* WHAT YOU WILL DO
An exact reproduction of the records is required, with all images left out.

* DATA SHOWN
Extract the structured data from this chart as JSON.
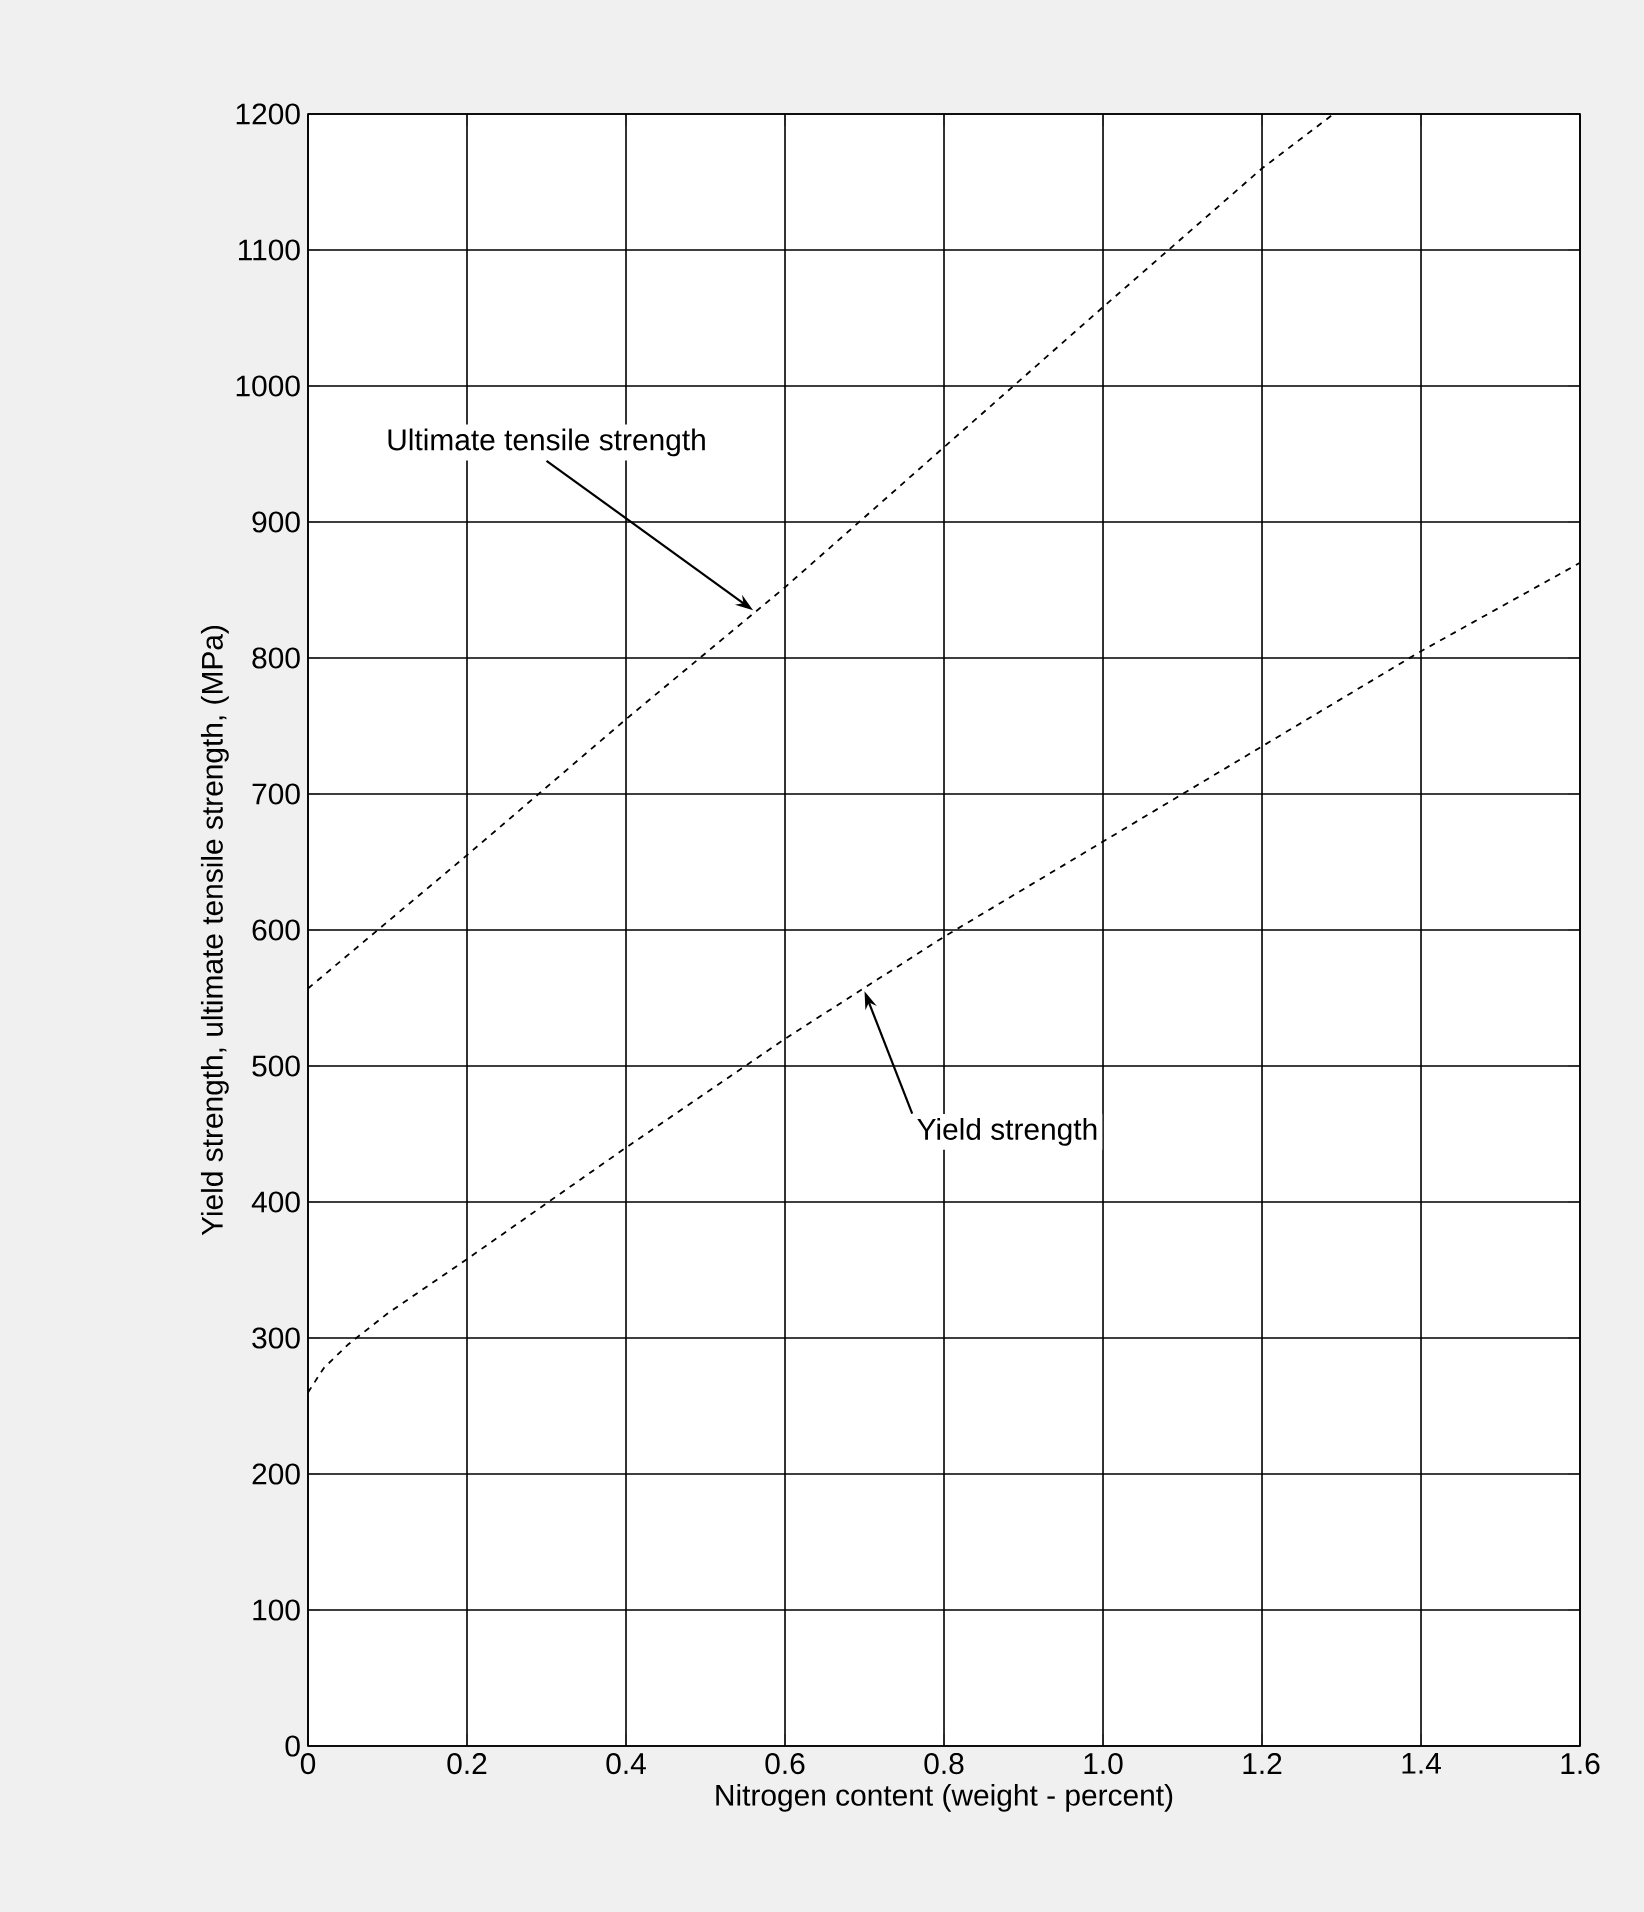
{
  "chart_data": {
    "type": "line",
    "xlabel": "Nitrogen content (weight - percent)",
    "ylabel": "Yield strength, ultimate tensile strength, (MPa)",
    "xlim": [
      0,
      1.6
    ],
    "xticks": [
      0,
      0.2,
      0.4,
      0.6,
      0.8,
      {
        "value": 1,
        "label": "1.0"
      },
      1.2,
      1.4,
      1.6
    ],
    "ylim": [
      0,
      1200
    ],
    "yticks": [
      0,
      100,
      200,
      300,
      400,
      500,
      600,
      700,
      800,
      900,
      1000,
      1100,
      1200
    ],
    "grid": true,
    "line_style": "dashed",
    "marker": "none",
    "series": [
      {
        "color": "#000000",
        "x": [
          0,
          0.2,
          0.4,
          0.6,
          0.8,
          1.0,
          1.2,
          1.29
        ],
        "values": [
          557,
          655,
          755,
          852,
          955,
          1058,
          1160,
          1200
        ]
      },
      {
        "color": "#000000",
        "x": [
          0,
          0.02,
          0.05,
          0.1,
          0.2,
          0.4,
          0.6,
          0.8,
          1.0,
          1.2,
          1.4,
          1.6
        ],
        "values": [
          260,
          278,
          295,
          318,
          358,
          440,
          520,
          595,
          665,
          735,
          805,
          870
        ]
      }
    ],
    "annotations": [
      {
        "text": "Ultimate tensile strength",
        "x": 0.56,
        "y": 835
      },
      {
        "text": "Yield strength",
        "x": 0.7,
        "y": 555
      }
    ]
  }
}
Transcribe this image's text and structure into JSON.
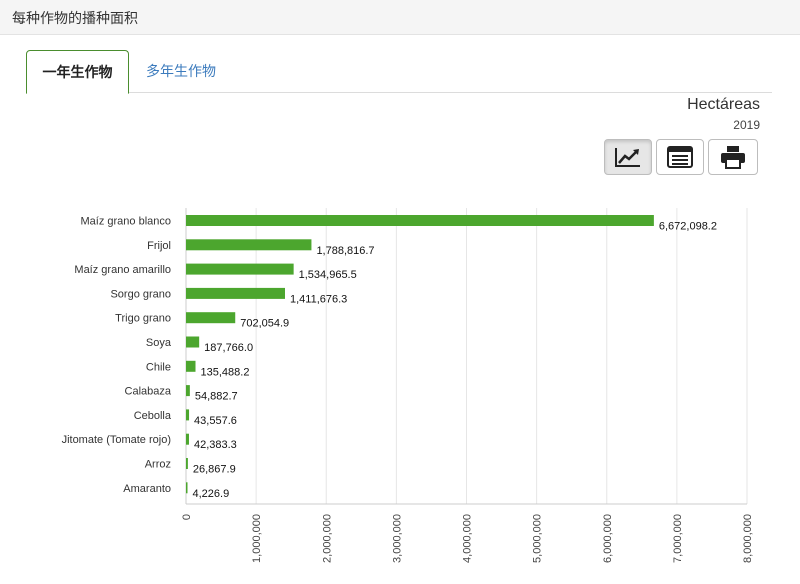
{
  "header": {
    "title": "每种作物的播种面积"
  },
  "tabs": [
    {
      "label": "一年生作物",
      "active": true
    },
    {
      "label": "多年生作物",
      "active": false
    }
  ],
  "unit_label": "Hectáreas",
  "year_label": "2019",
  "toolbar": {
    "buttons": [
      {
        "icon": "trend-chart-icon",
        "active": true
      },
      {
        "icon": "list-table-icon",
        "active": false
      },
      {
        "icon": "print-icon",
        "active": false
      }
    ]
  },
  "colors": {
    "bar": "#4ca62e",
    "accent": "#4a8d2e",
    "link": "#3c7bbd"
  },
  "chart_data": {
    "type": "bar",
    "orientation": "horizontal",
    "categories": [
      "Maíz grano blanco",
      "Frijol",
      "Maíz grano amarillo",
      "Sorgo grano",
      "Trigo grano",
      "Soya",
      "Chile",
      "Calabaza",
      "Cebolla",
      "Jitomate (Tomate rojo)",
      "Arroz",
      "Amaranto"
    ],
    "values": [
      6672098.2,
      1788816.7,
      1534965.5,
      1411676.3,
      702054.9,
      187766.0,
      135488.2,
      54882.7,
      43557.6,
      42383.3,
      26867.9,
      4226.9
    ],
    "value_labels": [
      "6,672,098.2",
      "1,788,816.7",
      "1,534,965.5",
      "1,411,676.3",
      "702,054.9",
      "187,766.0",
      "135,488.2",
      "54,882.7",
      "43,557.6",
      "42,383.3",
      "26,867.9",
      "4,226.9"
    ],
    "xlim": [
      0,
      8000000
    ],
    "ticks": [
      0,
      1000000,
      2000000,
      3000000,
      4000000,
      5000000,
      6000000,
      7000000,
      8000000
    ],
    "tick_labels": [
      "0",
      "1,000,000",
      "2,000,000",
      "3,000,000",
      "4,000,000",
      "5,000,000",
      "6,000,000",
      "7,000,000",
      "8,000,000"
    ],
    "grid": true,
    "legend": "none"
  }
}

* SOLUTION TO THE EXERCISE
Extract the structured data from this chart as JSON.
{
  "chart_data": {
    "type": "line",
    "xlabel": "Nitrogen content (weight - percent)",
    "ylabel": "Yield strength, ultimate tensile strength, (MPa)",
    "xlim": [
      0,
      1.6
    ],
    "xticks": [
      0,
      0.2,
      0.4,
      0.6,
      0.8,
      {
        "value": 1,
        "label": "1.0"
      },
      1.2,
      1.4,
      1.6
    ],
    "ylim": [
      0,
      1200
    ],
    "yticks": [
      0,
      100,
      200,
      300,
      400,
      500,
      600,
      700,
      800,
      900,
      1000,
      1100,
      1200
    ],
    "grid": true,
    "line_style": "dashed",
    "marker": "none",
    "series": [
      {
        "color": "#000000",
        "x": [
          0,
          0.2,
          0.4,
          0.6,
          0.8,
          1.0,
          1.2,
          1.29
        ],
        "values": [
          557,
          655,
          755,
          852,
          955,
          1058,
          1160,
          1200
        ]
      },
      {
        "color": "#000000",
        "x": [
          0,
          0.02,
          0.05,
          0.1,
          0.2,
          0.4,
          0.6,
          0.8,
          1.0,
          1.2,
          1.4,
          1.6
        ],
        "values": [
          260,
          278,
          295,
          318,
          358,
          440,
          520,
          595,
          665,
          735,
          805,
          870
        ]
      }
    ],
    "annotations": [
      {
        "text": "Ultimate tensile strength",
        "x": 0.56,
        "y": 835
      },
      {
        "text": "Yield strength",
        "x": 0.7,
        "y": 555
      }
    ]
  }
}
Transcribe this image's text and structure into JSON.
{
  "header": {
    "title": "每种作物的播种面积"
  },
  "tabs": [
    {
      "label": "一年生作物",
      "active": true
    },
    {
      "label": "多年生作物",
      "active": false
    }
  ],
  "unit_label": "Hectáreas",
  "year_label": "2019",
  "toolbar": {
    "buttons": [
      {
        "icon": "trend-chart-icon",
        "active": true
      },
      {
        "icon": "list-table-icon",
        "active": false
      },
      {
        "icon": "print-icon",
        "active": false
      }
    ]
  },
  "colors": {
    "bar": "#4ca62e",
    "accent": "#4a8d2e",
    "link": "#3c7bbd"
  },
  "chart_data": {
    "type": "bar",
    "orientation": "horizontal",
    "categories": [
      "Maíz grano blanco",
      "Frijol",
      "Maíz grano amarillo",
      "Sorgo grano",
      "Trigo grano",
      "Soya",
      "Chile",
      "Calabaza",
      "Cebolla",
      "Jitomate (Tomate rojo)",
      "Arroz",
      "Amaranto"
    ],
    "values": [
      6672098.2,
      1788816.7,
      1534965.5,
      1411676.3,
      702054.9,
      187766.0,
      135488.2,
      54882.7,
      43557.6,
      42383.3,
      26867.9,
      4226.9
    ],
    "value_labels": [
      "6,672,098.2",
      "1,788,816.7",
      "1,534,965.5",
      "1,411,676.3",
      "702,054.9",
      "187,766.0",
      "135,488.2",
      "54,882.7",
      "43,557.6",
      "42,383.3",
      "26,867.9",
      "4,226.9"
    ],
    "xlim": [
      0,
      8000000
    ],
    "ticks": [
      0,
      1000000,
      2000000,
      3000000,
      4000000,
      5000000,
      6000000,
      7000000,
      8000000
    ],
    "tick_labels": [
      "0",
      "1,000,000",
      "2,000,000",
      "3,000,000",
      "4,000,000",
      "5,000,000",
      "6,000,000",
      "7,000,000",
      "8,000,000"
    ],
    "grid": true,
    "legend": "none"
  }
}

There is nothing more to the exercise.